# [Problem to solve]
Rewrite the entries below, renaming every "Patent image size" to "Drawing dimensions" and keeping everything else the same.

=======

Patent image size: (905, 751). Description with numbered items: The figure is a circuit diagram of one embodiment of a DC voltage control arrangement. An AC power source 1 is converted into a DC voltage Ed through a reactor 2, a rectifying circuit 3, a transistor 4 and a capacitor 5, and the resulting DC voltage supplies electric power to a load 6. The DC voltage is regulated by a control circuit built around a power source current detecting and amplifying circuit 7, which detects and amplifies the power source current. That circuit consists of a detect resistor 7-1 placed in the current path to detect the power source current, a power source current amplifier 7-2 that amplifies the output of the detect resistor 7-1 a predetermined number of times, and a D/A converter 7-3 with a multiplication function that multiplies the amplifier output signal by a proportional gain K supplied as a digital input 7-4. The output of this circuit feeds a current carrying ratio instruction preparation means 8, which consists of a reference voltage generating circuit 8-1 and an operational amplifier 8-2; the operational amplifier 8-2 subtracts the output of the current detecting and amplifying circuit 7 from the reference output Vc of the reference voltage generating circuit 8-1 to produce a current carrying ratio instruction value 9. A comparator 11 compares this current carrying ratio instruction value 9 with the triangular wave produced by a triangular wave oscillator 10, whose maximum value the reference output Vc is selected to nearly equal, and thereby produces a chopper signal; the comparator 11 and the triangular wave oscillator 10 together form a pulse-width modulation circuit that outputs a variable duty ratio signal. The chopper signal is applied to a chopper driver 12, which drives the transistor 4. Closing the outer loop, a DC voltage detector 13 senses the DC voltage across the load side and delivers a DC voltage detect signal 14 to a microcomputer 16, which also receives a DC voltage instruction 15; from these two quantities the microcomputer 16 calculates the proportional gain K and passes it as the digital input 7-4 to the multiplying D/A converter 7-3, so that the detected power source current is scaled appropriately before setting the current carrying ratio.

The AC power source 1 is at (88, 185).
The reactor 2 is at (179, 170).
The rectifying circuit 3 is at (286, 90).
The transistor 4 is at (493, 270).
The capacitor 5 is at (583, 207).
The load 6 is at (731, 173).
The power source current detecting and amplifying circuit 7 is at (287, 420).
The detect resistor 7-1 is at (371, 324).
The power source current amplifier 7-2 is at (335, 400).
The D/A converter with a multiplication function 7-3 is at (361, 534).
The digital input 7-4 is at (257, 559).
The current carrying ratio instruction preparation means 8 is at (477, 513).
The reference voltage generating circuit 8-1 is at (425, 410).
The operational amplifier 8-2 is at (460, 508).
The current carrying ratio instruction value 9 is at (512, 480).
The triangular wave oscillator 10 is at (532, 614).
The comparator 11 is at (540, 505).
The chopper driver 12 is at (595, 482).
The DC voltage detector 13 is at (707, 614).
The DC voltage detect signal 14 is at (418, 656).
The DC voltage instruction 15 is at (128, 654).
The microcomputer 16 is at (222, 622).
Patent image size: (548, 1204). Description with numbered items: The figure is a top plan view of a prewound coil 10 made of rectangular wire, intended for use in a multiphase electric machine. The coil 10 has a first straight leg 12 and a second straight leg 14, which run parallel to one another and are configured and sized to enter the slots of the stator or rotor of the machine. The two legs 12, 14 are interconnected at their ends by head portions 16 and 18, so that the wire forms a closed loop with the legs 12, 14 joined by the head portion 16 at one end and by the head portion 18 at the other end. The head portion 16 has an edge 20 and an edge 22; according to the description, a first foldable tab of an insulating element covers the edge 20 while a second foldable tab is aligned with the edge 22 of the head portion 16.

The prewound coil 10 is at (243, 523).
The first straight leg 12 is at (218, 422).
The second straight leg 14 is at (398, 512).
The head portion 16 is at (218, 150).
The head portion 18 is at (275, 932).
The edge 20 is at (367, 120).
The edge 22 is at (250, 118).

=======

# [Answer below]
Drawing dimensions: (905, 751). Description with numbered items: The figure is a circuit diagram of one embodiment of a DC voltage control arrangement. An AC power source 1 is converted into a DC voltage Ed through a reactor 2, a rectifying circuit 3, a transistor 4 and a capacitor 5, and the resulting DC voltage supplies electric power to a load 6. The DC voltage is regulated by a control circuit built around a power source current detecting and amplifying circuit 7, which detects and amplifies the power source current. That circuit consists of a detect resistor 7-1 placed in the current path to detect the power source current, a power source current amplifier 7-2 that amplifies the output of the detect resistor 7-1 a predetermined number of times, and a D/A converter 7-3 with a multiplication function that multiplies the amplifier output signal by a proportional gain K supplied as a digital input 7-4. The output of this circuit feeds a current carrying ratio instruction preparation means 8, which consists of a reference voltage generating circuit 8-1 and an operational amplifier 8-2; the operational amplifier 8-2 subtracts the output of the current detecting and amplifying circuit 7 from the reference output Vc of the reference voltage generating circuit 8-1 to produce a current carrying ratio instruction value 9. A comparator 11 compares this current carrying ratio instruction value 9 with the triangular wave produced by a triangular wave oscillator 10, whose maximum value the reference output Vc is selected to nearly equal, and thereby produces a chopper signal; the comparator 11 and the triangular wave oscillator 10 together form a pulse-width modulation circuit that outputs a variable duty ratio signal. The chopper signal is applied to a chopper driver 12, which drives the transistor 4. Closing the outer loop, a DC voltage detector 13 senses the DC voltage across the load side and delivers a DC voltage detect signal 14 to a microcomputer 16, which also receives a DC voltage instruction 15; from these two quantities the microcomputer 16 calculates the proportional gain K and passes it as the digital input 7-4 to the multiplying D/A converter 7-3, so that the detected power source current is scaled appropriately before setting the current carrying ratio.

The AC power source 1 is at (88, 185).
The reactor 2 is at (179, 170).
The rectifying circuit 3 is at (286, 90).
The transistor 4 is at (493, 270).
The capacitor 5 is at (583, 207).
The load 6 is at (731, 173).
The power source current detecting and amplifying circuit 7 is at (287, 420).
The detect resistor 7-1 is at (371, 324).
The power source current amplifier 7-2 is at (335, 400).
The D/A converter with a multiplication function 7-3 is at (361, 534).
The digital input 7-4 is at (257, 559).
The current carrying ratio instruction preparation means 8 is at (477, 513).
The reference voltage generating circuit 8-1 is at (425, 410).
The operational amplifier 8-2 is at (460, 508).
The current carrying ratio instruction value 9 is at (512, 480).
The triangular wave oscillator 10 is at (532, 614).
The comparator 11 is at (540, 505).
The chopper driver 12 is at (595, 482).
The DC voltage detector 13 is at (707, 614).
The DC voltage detect signal 14 is at (418, 656).
The DC voltage instruction 15 is at (128, 654).
The microcomputer 16 is at (222, 622).
Drawing dimensions: (548, 1204). Description with numbered items: The figure is a top plan view of a prewound coil 10 made of rectangular wire, intended for use in a multiphase electric machine. The coil 10 has a first straight leg 12 and a second straight leg 14, which run parallel to one another and are configured and sized to enter the slots of the stator or rotor of the machine. The two legs 12, 14 are interconnected at their ends by head portions 16 and 18, so that the wire forms a closed loop with the legs 12, 14 joined by the head portion 16 at one end and by the head portion 18 at the other end. The head portion 16 has an edge 20 and an edge 22; according to the description, a first foldable tab of an insulating element covers the edge 20 while a second foldable tab is aligned with the edge 22 of the head portion 16.

The prewound coil 10 is at (243, 523).
The first straight leg 12 is at (218, 422).
The second straight leg 14 is at (398, 512).
The head portion 16 is at (218, 150).
The head portion 18 is at (275, 932).
The edge 20 is at (367, 120).
The edge 22 is at (250, 118).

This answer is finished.